Dataset items:

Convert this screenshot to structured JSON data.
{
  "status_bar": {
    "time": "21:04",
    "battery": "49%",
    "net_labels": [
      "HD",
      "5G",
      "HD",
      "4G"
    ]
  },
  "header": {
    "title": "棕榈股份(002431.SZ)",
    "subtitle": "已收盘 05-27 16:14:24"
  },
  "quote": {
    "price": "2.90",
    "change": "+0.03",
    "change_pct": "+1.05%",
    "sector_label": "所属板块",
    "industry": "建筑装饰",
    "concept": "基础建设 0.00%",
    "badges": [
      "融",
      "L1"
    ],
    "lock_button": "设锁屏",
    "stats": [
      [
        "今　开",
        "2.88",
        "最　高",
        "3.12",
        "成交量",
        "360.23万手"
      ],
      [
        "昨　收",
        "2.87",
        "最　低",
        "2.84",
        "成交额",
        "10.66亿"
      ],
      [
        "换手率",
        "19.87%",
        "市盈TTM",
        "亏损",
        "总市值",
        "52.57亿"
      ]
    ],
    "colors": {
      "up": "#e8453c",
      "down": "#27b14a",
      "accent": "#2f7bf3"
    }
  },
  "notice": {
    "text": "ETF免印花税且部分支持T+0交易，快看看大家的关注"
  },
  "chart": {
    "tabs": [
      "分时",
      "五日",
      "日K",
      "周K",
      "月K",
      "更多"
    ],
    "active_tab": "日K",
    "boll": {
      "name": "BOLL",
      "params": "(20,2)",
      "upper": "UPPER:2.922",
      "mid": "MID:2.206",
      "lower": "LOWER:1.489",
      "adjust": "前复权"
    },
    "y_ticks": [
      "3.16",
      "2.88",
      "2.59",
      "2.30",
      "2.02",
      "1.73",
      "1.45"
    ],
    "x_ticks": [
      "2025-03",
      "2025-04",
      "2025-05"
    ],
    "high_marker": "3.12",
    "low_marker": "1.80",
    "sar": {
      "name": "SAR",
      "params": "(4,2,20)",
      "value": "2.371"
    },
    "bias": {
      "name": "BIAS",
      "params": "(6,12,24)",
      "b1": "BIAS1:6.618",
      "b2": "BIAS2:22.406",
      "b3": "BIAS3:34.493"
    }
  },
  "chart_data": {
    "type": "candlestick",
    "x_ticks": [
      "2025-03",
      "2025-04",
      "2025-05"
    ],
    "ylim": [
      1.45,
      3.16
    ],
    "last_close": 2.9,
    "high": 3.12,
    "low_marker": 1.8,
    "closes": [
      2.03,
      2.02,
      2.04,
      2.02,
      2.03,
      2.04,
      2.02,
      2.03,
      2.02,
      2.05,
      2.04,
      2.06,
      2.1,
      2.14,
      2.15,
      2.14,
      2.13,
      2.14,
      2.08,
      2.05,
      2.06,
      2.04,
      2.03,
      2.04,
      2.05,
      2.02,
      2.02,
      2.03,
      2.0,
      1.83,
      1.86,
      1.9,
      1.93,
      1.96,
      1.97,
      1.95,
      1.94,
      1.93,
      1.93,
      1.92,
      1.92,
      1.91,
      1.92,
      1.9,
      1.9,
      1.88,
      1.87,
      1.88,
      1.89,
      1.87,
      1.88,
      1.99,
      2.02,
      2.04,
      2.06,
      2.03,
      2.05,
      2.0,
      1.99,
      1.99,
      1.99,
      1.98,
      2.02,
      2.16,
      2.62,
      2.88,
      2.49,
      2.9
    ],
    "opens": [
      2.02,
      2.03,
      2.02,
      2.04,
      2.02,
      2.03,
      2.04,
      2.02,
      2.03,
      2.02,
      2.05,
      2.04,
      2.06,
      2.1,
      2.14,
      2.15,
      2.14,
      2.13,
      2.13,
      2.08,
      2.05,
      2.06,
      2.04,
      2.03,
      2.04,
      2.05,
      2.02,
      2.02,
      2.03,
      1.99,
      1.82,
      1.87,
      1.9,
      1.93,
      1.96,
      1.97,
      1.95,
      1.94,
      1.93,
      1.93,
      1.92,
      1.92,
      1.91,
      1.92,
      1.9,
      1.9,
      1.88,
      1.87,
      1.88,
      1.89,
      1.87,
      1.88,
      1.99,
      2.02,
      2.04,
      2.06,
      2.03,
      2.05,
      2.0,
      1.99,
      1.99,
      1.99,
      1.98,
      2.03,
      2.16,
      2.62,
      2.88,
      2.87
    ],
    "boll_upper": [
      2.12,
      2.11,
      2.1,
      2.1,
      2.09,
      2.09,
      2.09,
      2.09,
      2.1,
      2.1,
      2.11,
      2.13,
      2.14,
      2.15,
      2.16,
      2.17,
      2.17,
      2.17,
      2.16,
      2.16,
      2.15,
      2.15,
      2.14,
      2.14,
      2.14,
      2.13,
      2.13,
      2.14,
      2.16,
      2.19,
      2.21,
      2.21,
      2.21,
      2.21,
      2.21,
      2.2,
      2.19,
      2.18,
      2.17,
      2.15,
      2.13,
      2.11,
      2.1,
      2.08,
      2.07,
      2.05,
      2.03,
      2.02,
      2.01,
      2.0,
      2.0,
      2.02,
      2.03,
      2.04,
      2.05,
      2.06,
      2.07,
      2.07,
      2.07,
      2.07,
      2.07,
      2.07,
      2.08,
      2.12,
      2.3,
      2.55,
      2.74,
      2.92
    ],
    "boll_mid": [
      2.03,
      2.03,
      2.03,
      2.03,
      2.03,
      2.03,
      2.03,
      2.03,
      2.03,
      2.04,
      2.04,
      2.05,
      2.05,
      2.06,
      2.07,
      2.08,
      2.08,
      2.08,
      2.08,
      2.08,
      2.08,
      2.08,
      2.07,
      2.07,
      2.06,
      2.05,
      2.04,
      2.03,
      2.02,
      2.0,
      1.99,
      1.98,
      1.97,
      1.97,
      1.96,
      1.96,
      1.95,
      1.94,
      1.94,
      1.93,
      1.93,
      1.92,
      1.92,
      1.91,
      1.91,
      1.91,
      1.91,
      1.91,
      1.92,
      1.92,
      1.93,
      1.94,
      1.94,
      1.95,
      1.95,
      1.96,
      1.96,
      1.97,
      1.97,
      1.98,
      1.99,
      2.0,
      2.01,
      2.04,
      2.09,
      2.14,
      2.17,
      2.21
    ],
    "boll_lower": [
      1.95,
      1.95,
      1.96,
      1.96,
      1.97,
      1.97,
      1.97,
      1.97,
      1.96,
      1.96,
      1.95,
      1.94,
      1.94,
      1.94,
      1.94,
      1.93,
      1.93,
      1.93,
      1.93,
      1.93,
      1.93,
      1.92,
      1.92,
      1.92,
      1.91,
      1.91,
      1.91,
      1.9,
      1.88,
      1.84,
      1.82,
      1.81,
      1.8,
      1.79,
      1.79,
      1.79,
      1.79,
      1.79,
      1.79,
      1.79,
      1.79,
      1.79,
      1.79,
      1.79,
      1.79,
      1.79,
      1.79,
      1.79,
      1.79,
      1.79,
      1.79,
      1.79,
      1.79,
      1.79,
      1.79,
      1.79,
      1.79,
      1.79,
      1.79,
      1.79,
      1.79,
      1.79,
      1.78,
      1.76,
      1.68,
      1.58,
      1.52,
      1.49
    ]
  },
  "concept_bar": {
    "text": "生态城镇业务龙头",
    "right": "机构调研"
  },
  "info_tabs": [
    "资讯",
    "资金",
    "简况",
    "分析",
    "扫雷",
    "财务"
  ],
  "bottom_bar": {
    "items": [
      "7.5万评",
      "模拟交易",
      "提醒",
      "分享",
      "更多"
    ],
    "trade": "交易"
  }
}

§ **Exercise details**: Transcribe every entry exactly, omitting nothing.

§ **Answer to the problem**:
Convert this screenshot to structured JSON data.
{
  "status_bar": {
    "time": "21:04",
    "battery": "49%",
    "net_labels": [
      "HD",
      "5G",
      "HD",
      "4G"
    ]
  },
  "header": {
    "title": "棕榈股份(002431.SZ)",
    "subtitle": "已收盘 05-27 16:14:24"
  },
  "quote": {
    "price": "2.90",
    "change": "+0.03",
    "change_pct": "+1.05%",
    "sector_label": "所属板块",
    "industry": "建筑装饰",
    "concept": "基础建设 0.00%",
    "badges": [
      "融",
      "L1"
    ],
    "lock_button": "设锁屏",
    "stats": [
      [
        "今　开",
        "2.88",
        "最　高",
        "3.12",
        "成交量",
        "360.23万手"
      ],
      [
        "昨　收",
        "2.87",
        "最　低",
        "2.84",
        "成交额",
        "10.66亿"
      ],
      [
        "换手率",
        "19.87%",
        "市盈TTM",
        "亏损",
        "总市值",
        "52.57亿"
      ]
    ],
    "colors": {
      "up": "#e8453c",
      "down": "#27b14a",
      "accent": "#2f7bf3"
    }
  },
  "notice": {
    "text": "ETF免印花税且部分支持T+0交易，快看看大家的关注"
  },
  "chart": {
    "tabs": [
      "分时",
      "五日",
      "日K",
      "周K",
      "月K",
      "更多"
    ],
    "active_tab": "日K",
    "boll": {
      "name": "BOLL",
      "params": "(20,2)",
      "upper": "UPPER:2.922",
      "mid": "MID:2.206",
      "lower": "LOWER:1.489",
      "adjust": "前复权"
    },
    "y_ticks": [
      "3.16",
      "2.88",
      "2.59",
      "2.30",
      "2.02",
      "1.73",
      "1.45"
    ],
    "x_ticks": [
      "2025-03",
      "2025-04",
      "2025-05"
    ],
    "high_marker": "3.12",
    "low_marker": "1.80",
    "sar": {
      "name": "SAR",
      "params": "(4,2,20)",
      "value": "2.371"
    },
    "bias": {
      "name": "BIAS",
      "params": "(6,12,24)",
      "b1": "BIAS1:6.618",
      "b2": "BIAS2:22.406",
      "b3": "BIAS3:34.493"
    }
  },
  "chart_data": {
    "type": "candlestick",
    "x_ticks": [
      "2025-03",
      "2025-04",
      "2025-05"
    ],
    "ylim": [
      1.45,
      3.16
    ],
    "last_close": 2.9,
    "high": 3.12,
    "low_marker": 1.8,
    "closes": [
      2.03,
      2.02,
      2.04,
      2.02,
      2.03,
      2.04,
      2.02,
      2.03,
      2.02,
      2.05,
      2.04,
      2.06,
      2.1,
      2.14,
      2.15,
      2.14,
      2.13,
      2.14,
      2.08,
      2.05,
      2.06,
      2.04,
      2.03,
      2.04,
      2.05,
      2.02,
      2.02,
      2.03,
      2.0,
      1.83,
      1.86,
      1.9,
      1.93,
      1.96,
      1.97,
      1.95,
      1.94,
      1.93,
      1.93,
      1.92,
      1.92,
      1.91,
      1.92,
      1.9,
      1.9,
      1.88,
      1.87,
      1.88,
      1.89,
      1.87,
      1.88,
      1.99,
      2.02,
      2.04,
      2.06,
      2.03,
      2.05,
      2.0,
      1.99,
      1.99,
      1.99,
      1.98,
      2.02,
      2.16,
      2.62,
      2.88,
      2.49,
      2.9
    ],
    "opens": [
      2.02,
      2.03,
      2.02,
      2.04,
      2.02,
      2.03,
      2.04,
      2.02,
      2.03,
      2.02,
      2.05,
      2.04,
      2.06,
      2.1,
      2.14,
      2.15,
      2.14,
      2.13,
      2.13,
      2.08,
      2.05,
      2.06,
      2.04,
      2.03,
      2.04,
      2.05,
      2.02,
      2.02,
      2.03,
      1.99,
      1.82,
      1.87,
      1.9,
      1.93,
      1.96,
      1.97,
      1.95,
      1.94,
      1.93,
      1.93,
      1.92,
      1.92,
      1.91,
      1.92,
      1.9,
      1.9,
      1.88,
      1.87,
      1.88,
      1.89,
      1.87,
      1.88,
      1.99,
      2.02,
      2.04,
      2.06,
      2.03,
      2.05,
      2.0,
      1.99,
      1.99,
      1.99,
      1.98,
      2.03,
      2.16,
      2.62,
      2.88,
      2.87
    ],
    "boll_upper": [
      2.12,
      2.11,
      2.1,
      2.1,
      2.09,
      2.09,
      2.09,
      2.09,
      2.1,
      2.1,
      2.11,
      2.13,
      2.14,
      2.15,
      2.16,
      2.17,
      2.17,
      2.17,
      2.16,
      2.16,
      2.15,
      2.15,
      2.14,
      2.14,
      2.14,
      2.13,
      2.13,
      2.14,
      2.16,
      2.19,
      2.21,
      2.21,
      2.21,
      2.21,
      2.21,
      2.2,
      2.19,
      2.18,
      2.17,
      2.15,
      2.13,
      2.11,
      2.1,
      2.08,
      2.07,
      2.05,
      2.03,
      2.02,
      2.01,
      2.0,
      2.0,
      2.02,
      2.03,
      2.04,
      2.05,
      2.06,
      2.07,
      2.07,
      2.07,
      2.07,
      2.07,
      2.07,
      2.08,
      2.12,
      2.3,
      2.55,
      2.74,
      2.92
    ],
    "boll_mid": [
      2.03,
      2.03,
      2.03,
      2.03,
      2.03,
      2.03,
      2.03,
      2.03,
      2.03,
      2.04,
      2.04,
      2.05,
      2.05,
      2.06,
      2.07,
      2.08,
      2.08,
      2.08,
      2.08,
      2.08,
      2.08,
      2.08,
      2.07,
      2.07,
      2.06,
      2.05,
      2.04,
      2.03,
      2.02,
      2.0,
      1.99,
      1.98,
      1.97,
      1.97,
      1.96,
      1.96,
      1.95,
      1.94,
      1.94,
      1.93,
      1.93,
      1.92,
      1.92,
      1.91,
      1.91,
      1.91,
      1.91,
      1.91,
      1.92,
      1.92,
      1.93,
      1.94,
      1.94,
      1.95,
      1.95,
      1.96,
      1.96,
      1.97,
      1.97,
      1.98,
      1.99,
      2.0,
      2.01,
      2.04,
      2.09,
      2.14,
      2.17,
      2.21
    ],
    "boll_lower": [
      1.95,
      1.95,
      1.96,
      1.96,
      1.97,
      1.97,
      1.97,
      1.97,
      1.96,
      1.96,
      1.95,
      1.94,
      1.94,
      1.94,
      1.94,
      1.93,
      1.93,
      1.93,
      1.93,
      1.93,
      1.93,
      1.92,
      1.92,
      1.92,
      1.91,
      1.91,
      1.91,
      1.9,
      1.88,
      1.84,
      1.82,
      1.81,
      1.8,
      1.79,
      1.79,
      1.79,
      1.79,
      1.79,
      1.79,
      1.79,
      1.79,
      1.79,
      1.79,
      1.79,
      1.79,
      1.79,
      1.79,
      1.79,
      1.79,
      1.79,
      1.79,
      1.79,
      1.79,
      1.79,
      1.79,
      1.79,
      1.79,
      1.79,
      1.79,
      1.79,
      1.79,
      1.79,
      1.78,
      1.76,
      1.68,
      1.58,
      1.52,
      1.49
    ]
  },
  "concept_bar": {
    "text": "生态城镇业务龙头",
    "right": "机构调研"
  },
  "info_tabs": [
    "资讯",
    "资金",
    "简况",
    "分析",
    "扫雷",
    "财务"
  ],
  "bottom_bar": {
    "items": [
      "7.5万评",
      "模拟交易",
      "提醒",
      "分享",
      "更多"
    ],
    "trade": "交易"
  }
}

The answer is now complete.